■ **TASK TO COMPLETE**:
Provide the count of lines that hold "From" and no other output.

# START OF INPUT DATA

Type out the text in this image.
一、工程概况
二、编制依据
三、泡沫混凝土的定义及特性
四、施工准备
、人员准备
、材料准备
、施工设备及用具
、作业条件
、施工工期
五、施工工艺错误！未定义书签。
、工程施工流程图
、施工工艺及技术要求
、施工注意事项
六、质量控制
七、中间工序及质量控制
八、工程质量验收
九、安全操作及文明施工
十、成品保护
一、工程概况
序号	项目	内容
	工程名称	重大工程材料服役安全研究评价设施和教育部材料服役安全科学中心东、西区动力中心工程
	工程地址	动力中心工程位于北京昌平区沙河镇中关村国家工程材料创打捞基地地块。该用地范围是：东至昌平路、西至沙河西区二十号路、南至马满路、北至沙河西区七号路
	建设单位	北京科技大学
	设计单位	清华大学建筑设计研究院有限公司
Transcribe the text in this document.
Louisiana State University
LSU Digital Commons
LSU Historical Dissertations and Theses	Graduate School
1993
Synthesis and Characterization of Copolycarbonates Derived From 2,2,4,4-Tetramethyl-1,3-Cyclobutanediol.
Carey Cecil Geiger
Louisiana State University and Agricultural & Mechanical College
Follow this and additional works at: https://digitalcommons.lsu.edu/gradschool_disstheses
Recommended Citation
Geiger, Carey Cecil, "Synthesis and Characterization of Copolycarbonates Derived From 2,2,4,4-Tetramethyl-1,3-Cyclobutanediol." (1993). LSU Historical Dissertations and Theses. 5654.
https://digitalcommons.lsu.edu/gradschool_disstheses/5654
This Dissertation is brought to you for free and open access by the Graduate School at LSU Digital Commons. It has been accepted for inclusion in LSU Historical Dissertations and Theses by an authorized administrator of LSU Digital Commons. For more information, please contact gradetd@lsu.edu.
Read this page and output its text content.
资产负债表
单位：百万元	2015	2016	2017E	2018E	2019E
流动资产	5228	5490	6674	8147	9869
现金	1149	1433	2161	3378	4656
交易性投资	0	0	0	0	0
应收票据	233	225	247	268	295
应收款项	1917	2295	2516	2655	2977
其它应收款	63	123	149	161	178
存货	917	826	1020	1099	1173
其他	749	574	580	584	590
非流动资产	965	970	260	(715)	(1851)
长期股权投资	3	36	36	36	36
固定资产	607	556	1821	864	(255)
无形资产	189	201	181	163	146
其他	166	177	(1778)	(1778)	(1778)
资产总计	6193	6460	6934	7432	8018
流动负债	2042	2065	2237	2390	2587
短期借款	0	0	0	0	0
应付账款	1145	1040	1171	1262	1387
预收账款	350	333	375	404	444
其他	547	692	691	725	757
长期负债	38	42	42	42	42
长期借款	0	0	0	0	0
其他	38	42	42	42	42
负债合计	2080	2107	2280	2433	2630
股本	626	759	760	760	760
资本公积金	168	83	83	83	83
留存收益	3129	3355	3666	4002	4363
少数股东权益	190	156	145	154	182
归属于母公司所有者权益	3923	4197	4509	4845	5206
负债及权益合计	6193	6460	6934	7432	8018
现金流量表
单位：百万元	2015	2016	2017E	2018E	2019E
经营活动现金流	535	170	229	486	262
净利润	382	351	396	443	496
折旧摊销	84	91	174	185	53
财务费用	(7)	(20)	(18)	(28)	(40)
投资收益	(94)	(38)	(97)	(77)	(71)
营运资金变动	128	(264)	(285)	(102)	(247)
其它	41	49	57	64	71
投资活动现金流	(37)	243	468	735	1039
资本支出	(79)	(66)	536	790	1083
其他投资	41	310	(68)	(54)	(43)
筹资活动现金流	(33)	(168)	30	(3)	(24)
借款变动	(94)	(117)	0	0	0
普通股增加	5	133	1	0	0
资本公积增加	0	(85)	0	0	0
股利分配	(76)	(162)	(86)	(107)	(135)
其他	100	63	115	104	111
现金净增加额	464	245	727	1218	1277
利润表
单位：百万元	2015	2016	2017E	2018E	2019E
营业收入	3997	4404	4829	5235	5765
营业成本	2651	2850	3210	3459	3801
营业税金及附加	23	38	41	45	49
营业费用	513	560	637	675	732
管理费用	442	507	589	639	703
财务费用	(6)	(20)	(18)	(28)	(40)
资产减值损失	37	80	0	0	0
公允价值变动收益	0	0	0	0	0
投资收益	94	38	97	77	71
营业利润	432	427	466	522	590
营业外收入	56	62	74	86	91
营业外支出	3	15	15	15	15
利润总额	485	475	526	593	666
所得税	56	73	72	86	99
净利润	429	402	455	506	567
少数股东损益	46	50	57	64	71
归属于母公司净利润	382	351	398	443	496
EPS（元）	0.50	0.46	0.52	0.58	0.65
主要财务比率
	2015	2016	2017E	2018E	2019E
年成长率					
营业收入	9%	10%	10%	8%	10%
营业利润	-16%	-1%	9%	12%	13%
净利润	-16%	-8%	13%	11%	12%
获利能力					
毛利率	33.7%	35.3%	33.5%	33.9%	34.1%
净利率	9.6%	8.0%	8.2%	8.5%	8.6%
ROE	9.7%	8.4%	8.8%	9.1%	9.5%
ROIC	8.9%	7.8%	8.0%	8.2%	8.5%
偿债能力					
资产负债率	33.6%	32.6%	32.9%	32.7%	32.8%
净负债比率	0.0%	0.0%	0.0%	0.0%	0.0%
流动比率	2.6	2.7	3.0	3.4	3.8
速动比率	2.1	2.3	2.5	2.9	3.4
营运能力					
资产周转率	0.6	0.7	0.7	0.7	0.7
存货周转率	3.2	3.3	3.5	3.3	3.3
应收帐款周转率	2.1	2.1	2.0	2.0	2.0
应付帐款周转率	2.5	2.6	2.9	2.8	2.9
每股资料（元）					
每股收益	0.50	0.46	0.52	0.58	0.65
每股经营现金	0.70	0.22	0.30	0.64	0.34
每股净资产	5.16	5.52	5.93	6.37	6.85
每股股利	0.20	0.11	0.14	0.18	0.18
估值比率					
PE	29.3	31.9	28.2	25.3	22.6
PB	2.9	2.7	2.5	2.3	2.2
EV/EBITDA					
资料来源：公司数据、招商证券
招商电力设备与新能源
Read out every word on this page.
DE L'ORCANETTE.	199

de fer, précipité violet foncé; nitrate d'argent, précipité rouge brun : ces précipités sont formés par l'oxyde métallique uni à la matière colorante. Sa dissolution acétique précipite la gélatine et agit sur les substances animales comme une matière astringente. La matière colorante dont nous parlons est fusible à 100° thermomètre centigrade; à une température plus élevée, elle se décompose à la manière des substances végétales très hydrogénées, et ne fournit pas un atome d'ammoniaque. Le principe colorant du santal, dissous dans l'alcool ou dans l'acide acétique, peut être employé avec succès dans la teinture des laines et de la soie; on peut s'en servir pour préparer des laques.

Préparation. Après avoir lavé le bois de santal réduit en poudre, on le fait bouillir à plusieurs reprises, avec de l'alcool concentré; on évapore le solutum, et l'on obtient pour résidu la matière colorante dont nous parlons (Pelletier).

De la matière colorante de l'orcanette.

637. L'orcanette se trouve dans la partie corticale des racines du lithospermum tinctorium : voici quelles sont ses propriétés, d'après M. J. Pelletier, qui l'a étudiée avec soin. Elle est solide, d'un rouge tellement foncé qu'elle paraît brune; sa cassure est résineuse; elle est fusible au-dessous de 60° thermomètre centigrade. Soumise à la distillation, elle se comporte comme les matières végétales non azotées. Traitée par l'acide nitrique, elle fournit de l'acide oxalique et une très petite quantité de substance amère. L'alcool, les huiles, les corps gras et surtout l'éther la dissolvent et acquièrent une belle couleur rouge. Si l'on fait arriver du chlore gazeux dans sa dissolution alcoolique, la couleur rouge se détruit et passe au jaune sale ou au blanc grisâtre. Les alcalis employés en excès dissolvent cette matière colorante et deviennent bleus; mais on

# END OF INPUT DATA

■ **OUTPUT FOR THIS TASK**:
2